▸ **What to work on**
Each line that holds the word "name" should be returned.

[Data entries]
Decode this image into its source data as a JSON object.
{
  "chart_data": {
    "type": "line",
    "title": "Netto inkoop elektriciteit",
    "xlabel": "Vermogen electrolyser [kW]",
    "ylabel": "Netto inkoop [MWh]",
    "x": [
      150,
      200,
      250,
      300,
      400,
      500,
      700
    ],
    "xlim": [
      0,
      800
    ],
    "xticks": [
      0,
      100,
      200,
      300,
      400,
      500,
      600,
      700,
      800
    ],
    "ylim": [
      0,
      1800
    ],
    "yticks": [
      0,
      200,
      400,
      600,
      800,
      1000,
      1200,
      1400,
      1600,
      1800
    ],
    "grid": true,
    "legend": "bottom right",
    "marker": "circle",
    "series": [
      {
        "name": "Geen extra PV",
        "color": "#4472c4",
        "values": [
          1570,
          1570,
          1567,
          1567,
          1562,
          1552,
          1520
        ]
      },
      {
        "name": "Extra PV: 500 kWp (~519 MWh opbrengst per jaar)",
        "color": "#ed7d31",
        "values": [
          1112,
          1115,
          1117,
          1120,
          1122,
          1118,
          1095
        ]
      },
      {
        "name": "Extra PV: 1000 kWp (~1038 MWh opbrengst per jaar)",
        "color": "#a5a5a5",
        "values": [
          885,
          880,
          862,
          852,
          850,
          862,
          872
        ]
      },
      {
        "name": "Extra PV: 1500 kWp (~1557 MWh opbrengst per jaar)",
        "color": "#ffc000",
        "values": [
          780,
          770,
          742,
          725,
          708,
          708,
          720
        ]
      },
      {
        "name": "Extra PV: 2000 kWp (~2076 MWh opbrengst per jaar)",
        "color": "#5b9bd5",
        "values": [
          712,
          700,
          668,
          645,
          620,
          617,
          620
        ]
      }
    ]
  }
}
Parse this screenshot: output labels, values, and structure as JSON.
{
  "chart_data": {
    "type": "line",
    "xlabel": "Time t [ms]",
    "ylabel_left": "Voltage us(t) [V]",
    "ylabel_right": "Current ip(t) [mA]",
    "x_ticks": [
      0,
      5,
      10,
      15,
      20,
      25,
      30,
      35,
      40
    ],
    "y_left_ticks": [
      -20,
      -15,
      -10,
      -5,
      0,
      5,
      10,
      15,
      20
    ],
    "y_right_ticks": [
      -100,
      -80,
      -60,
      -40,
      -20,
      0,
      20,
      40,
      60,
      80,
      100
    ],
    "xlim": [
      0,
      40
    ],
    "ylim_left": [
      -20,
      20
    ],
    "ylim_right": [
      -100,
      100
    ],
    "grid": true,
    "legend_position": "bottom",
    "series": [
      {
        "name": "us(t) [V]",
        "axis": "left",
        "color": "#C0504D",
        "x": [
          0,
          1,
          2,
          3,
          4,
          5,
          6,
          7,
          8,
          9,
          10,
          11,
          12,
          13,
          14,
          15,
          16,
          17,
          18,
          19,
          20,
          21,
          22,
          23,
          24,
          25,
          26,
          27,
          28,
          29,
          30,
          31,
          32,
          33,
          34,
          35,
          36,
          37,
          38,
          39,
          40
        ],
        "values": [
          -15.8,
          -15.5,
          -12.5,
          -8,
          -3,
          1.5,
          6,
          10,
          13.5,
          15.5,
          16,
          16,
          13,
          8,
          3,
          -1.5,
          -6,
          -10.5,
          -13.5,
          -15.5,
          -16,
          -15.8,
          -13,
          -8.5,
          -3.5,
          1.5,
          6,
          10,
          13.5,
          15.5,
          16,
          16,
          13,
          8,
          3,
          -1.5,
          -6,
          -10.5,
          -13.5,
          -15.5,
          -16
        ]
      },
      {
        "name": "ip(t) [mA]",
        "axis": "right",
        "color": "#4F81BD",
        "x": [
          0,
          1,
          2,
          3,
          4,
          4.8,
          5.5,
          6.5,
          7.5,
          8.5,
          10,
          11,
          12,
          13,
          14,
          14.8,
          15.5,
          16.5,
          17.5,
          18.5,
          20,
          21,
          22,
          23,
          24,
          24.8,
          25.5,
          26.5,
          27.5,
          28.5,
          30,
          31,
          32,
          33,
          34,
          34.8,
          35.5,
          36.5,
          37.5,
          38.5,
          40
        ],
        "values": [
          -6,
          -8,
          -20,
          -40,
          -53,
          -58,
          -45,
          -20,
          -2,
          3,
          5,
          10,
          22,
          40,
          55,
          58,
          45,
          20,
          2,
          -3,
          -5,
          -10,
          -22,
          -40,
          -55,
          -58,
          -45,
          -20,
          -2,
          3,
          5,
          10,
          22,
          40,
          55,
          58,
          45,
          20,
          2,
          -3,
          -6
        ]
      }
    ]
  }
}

▸ **Solution below**
        "name": "Geen extra PV",
        "name": "Extra PV: 500 kWp (~519 MWh opbrengst per jaar)",
        "name": "Extra PV: 1000 kWp (~1038 MWh opbrengst per jaar)",
        "name": "Extra PV: 1500 kWp (~1557 MWh opbrengst per jaar)",
        "name": "Extra PV: 2000 kWp (~2076 MWh opbrengst per jaar)",
        "name": "us(t) [V]",
        "name": "ip(t) [mA]",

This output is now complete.